### What the exercise asks
Copy the rows from the line with "Patent image size: (1081, 835)." to the line with "The syringe body 204 is at (748, 339).", both included, word for word.

### Material supplied
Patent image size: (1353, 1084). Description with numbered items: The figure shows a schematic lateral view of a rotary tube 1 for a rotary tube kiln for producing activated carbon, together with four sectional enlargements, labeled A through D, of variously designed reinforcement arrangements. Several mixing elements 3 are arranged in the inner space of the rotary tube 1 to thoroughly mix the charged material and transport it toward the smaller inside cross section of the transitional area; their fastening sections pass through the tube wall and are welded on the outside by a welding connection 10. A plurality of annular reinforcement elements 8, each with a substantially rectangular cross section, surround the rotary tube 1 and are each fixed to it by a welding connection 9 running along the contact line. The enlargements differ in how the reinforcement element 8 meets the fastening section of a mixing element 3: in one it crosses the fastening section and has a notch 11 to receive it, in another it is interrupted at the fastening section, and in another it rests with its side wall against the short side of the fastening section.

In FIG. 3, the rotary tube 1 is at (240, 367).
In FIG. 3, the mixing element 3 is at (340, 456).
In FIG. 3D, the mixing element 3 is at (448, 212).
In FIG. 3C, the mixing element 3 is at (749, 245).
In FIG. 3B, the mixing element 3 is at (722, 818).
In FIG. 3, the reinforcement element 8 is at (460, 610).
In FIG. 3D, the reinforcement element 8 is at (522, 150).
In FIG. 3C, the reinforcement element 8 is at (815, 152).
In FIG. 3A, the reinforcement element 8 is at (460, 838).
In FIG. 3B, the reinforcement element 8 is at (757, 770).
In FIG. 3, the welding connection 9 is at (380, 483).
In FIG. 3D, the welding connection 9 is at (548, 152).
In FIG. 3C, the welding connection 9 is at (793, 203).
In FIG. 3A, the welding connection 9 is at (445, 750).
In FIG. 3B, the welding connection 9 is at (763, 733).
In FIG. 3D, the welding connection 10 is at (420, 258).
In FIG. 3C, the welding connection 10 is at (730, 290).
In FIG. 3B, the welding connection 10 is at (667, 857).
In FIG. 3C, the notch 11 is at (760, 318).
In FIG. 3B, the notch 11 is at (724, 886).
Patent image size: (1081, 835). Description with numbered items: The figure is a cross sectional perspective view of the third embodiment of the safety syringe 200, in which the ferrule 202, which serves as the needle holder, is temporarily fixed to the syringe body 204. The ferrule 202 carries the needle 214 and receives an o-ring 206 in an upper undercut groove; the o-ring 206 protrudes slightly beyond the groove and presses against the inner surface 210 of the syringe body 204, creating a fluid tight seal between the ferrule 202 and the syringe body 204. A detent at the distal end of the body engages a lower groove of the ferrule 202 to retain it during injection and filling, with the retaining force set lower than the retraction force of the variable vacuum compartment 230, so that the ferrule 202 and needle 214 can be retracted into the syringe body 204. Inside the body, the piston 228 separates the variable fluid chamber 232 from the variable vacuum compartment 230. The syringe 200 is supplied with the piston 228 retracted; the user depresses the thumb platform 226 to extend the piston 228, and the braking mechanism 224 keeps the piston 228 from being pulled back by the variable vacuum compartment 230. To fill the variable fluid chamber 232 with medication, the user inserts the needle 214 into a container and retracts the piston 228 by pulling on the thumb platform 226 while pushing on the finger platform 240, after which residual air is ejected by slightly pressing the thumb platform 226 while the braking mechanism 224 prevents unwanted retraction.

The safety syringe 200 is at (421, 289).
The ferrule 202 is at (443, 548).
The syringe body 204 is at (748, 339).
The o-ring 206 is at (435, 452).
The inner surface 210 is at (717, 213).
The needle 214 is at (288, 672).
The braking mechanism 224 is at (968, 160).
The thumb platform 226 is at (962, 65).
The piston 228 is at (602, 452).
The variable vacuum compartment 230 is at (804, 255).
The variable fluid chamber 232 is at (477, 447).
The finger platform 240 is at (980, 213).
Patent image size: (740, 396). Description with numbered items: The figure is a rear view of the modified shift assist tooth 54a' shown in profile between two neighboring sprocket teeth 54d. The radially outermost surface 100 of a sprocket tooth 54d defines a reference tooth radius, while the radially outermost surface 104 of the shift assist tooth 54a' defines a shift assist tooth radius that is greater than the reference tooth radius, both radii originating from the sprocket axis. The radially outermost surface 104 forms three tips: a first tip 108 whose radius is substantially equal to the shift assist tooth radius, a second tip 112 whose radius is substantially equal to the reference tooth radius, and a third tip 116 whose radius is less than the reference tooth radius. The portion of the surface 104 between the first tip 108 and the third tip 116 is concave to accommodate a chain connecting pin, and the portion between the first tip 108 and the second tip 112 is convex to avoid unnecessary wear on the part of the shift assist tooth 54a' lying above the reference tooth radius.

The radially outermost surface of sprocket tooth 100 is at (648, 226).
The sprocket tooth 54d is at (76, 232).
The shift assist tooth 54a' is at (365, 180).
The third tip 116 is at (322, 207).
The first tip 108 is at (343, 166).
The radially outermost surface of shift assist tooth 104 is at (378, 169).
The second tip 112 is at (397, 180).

### Correct result
Patent image size: (1081, 835). Description with numbered items: The figure is a cross sectional perspective view of the third embodiment of the safety syringe 200, in which the ferrule 202, which serves as the needle holder, is temporarily fixed to the syringe body 204. The ferrule 202 carries the needle 214 and receives an o-ring 206 in an upper undercut groove; the o-ring 206 protrudes slightly beyond the groove and presses against the inner surface 210 of the syringe body 204, creating a fluid tight seal between the ferrule 202 and the syringe body 204. A detent at the distal end of the body engages a lower groove of the ferrule 202 to retain it during injection and filling, with the retaining force set lower than the retraction force of the variable vacuum compartment 230, so that the ferrule 202 and needle 214 can be retracted into the syringe body 204. Inside the body, the piston 228 separates the variable fluid chamber 232 from the variable vacuum compartment 230. The syringe 200 is supplied with the piston 228 retracted; the user depresses the thumb platform 226 to extend the piston 228, and the braking mechanism 224 keeps the piston 228 from being pulled back by the variable vacuum compartment 230. To fill the variable fluid chamber 232 with medication, the user inserts the needle 214 into a container and retracts the piston 228 by pulling on the thumb platform 226 while pushing on the finger platform 240, after which residual air is ejected by slightly pressing the thumb platform 226 while the braking mechanism 224 prevents unwanted retraction.

The safety syringe 200 is at (421, 289).
The ferrule 202 is at (443, 548).
The syringe body 204 is at (748, 339).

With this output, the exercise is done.